• **Exercise requirements**
Can you transcribe every record below exactly as it appears?
** start of Material shown **
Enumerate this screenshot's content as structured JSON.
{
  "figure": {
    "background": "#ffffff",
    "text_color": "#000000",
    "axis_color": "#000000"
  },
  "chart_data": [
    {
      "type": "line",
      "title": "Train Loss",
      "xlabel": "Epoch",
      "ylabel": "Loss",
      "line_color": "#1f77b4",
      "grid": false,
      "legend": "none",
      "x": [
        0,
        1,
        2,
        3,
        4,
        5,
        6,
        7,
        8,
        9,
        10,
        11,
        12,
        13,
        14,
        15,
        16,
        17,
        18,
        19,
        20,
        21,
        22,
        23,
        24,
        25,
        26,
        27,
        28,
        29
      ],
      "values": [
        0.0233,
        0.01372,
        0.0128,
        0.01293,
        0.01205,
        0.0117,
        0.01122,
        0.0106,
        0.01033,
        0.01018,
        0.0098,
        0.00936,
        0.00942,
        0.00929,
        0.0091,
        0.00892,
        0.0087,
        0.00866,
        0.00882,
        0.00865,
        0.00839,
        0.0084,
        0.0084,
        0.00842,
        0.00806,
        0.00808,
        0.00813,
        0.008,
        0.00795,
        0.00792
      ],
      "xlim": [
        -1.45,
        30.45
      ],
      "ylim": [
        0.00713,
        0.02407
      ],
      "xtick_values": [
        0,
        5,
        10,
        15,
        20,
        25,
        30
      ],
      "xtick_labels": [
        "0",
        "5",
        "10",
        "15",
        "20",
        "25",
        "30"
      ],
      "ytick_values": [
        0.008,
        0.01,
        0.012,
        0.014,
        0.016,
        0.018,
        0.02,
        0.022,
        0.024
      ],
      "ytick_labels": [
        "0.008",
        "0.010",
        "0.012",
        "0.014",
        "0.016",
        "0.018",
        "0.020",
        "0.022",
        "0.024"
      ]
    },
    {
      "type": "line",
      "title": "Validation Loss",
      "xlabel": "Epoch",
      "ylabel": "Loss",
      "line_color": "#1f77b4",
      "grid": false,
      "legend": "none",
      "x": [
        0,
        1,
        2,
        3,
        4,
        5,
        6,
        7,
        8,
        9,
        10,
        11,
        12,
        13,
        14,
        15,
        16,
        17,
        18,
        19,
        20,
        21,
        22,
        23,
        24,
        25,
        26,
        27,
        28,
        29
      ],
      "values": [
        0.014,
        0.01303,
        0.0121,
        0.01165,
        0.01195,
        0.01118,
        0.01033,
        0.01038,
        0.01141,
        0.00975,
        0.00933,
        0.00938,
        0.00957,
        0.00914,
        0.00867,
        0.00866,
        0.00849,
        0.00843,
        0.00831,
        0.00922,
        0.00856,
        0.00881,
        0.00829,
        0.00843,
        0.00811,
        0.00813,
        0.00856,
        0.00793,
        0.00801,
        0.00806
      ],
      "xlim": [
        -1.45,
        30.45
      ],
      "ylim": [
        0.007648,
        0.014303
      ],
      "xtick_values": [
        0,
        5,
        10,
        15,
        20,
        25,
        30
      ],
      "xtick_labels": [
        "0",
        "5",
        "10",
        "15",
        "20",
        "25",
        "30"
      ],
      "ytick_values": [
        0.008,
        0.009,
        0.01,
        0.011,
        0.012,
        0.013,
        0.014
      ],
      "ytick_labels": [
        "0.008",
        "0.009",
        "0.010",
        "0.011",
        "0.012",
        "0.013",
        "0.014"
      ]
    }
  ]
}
** end of Material shown **
• **Finished task**
Enumerate this screenshot's content as structured JSON.
{
  "figure": {
    "background": "#ffffff",
    "text_color": "#000000",
    "axis_color": "#000000"
  },
  "chart_data": [
    {
      "type": "line",
      "title": "Train Loss",
      "xlabel": "Epoch",
      "ylabel": "Loss",
      "line_color": "#1f77b4",
      "grid": false,
      "legend": "none",
      "x": [
        0,
        1,
        2,
        3,
        4,
        5,
        6,
        7,
        8,
        9,
        10,
        11,
        12,
        13,
        14,
        15,
        16,
        17,
        18,
        19,
        20,
        21,
        22,
        23,
        24,
        25,
        26,
        27,
        28,
        29
      ],
      "values": [
        0.0233,
        0.01372,
        0.0128,
        0.01293,
        0.01205,
        0.0117,
        0.01122,
        0.0106,
        0.01033,
        0.01018,
        0.0098,
        0.00936,
        0.00942,
        0.00929,
        0.0091,
        0.00892,
        0.0087,
        0.00866,
        0.00882,
        0.00865,
        0.00839,
        0.0084,
        0.0084,
        0.00842,
        0.00806,
        0.00808,
        0.00813,
        0.008,
        0.00795,
        0.00792
      ],
      "xlim": [
        -1.45,
        30.45
      ],
      "ylim": [
        0.00713,
        0.02407
      ],
      "xtick_values": [
        0,
        5,
        10,
        15,
        20,
        25,
        30
      ],
      "xtick_labels": [
        "0",
        "5",
        "10",
        "15",
        "20",
        "25",
        "30"
      ],
      "ytick_values": [
        0.008,
        0.01,
        0.012,
        0.014,
        0.016,
        0.018,
        0.02,
        0.022,
        0.024
      ],
      "ytick_labels": [
        "0.008",
        "0.010",
        "0.012",
        "0.014",
        "0.016",
        "0.018",
        "0.020",
        "0.022",
        "0.024"
      ]
    },
    {
      "type": "line",
      "title": "Validation Loss",
      "xlabel": "Epoch",
      "ylabel": "Loss",
      "line_color": "#1f77b4",
      "grid": false,
      "legend": "none",
      "x": [
        0,
        1,
        2,
        3,
        4,
        5,
        6,
        7,
        8,
        9,
        10,
        11,
        12,
        13,
        14,
        15,
        16,
        17,
        18,
        19,
        20,
        21,
        22,
        23,
        24,
        25,
        26,
        27,
        28,
        29
      ],
      "values": [
        0.014,
        0.01303,
        0.0121,
        0.01165,
        0.01195,
        0.01118,
        0.01033,
        0.01038,
        0.01141,
        0.00975,
        0.00933,
        0.00938,
        0.00957,
        0.00914,
        0.00867,
        0.00866,
        0.00849,
        0.00843,
        0.00831,
        0.00922,
        0.00856,
        0.00881,
        0.00829,
        0.00843,
        0.00811,
        0.00813,
        0.00856,
        0.00793,
        0.00801,
        0.00806
      ],
      "xlim": [
        -1.45,
        30.45
      ],
      "ylim": [
        0.007648,
        0.014303
      ],
      "xtick_values": [
        0,
        5,
        10,
        15,
        20,
        25,
        30
      ],
      "xtick_labels": [
        "0",
        "5",
        "10",
        "15",
        "20",
        "25",
        "30"
      ],
      "ytick_values": [
        0.008,
        0.009,
        0.01,
        0.011,
        0.012,
        0.013,
        0.014
      ],
      "ytick_labels": [
        "0.008",
        "0.009",
        "0.010",
        "0.011",
        "0.012",
        "0.013",
        "0.014"
      ]
    }
  ]
}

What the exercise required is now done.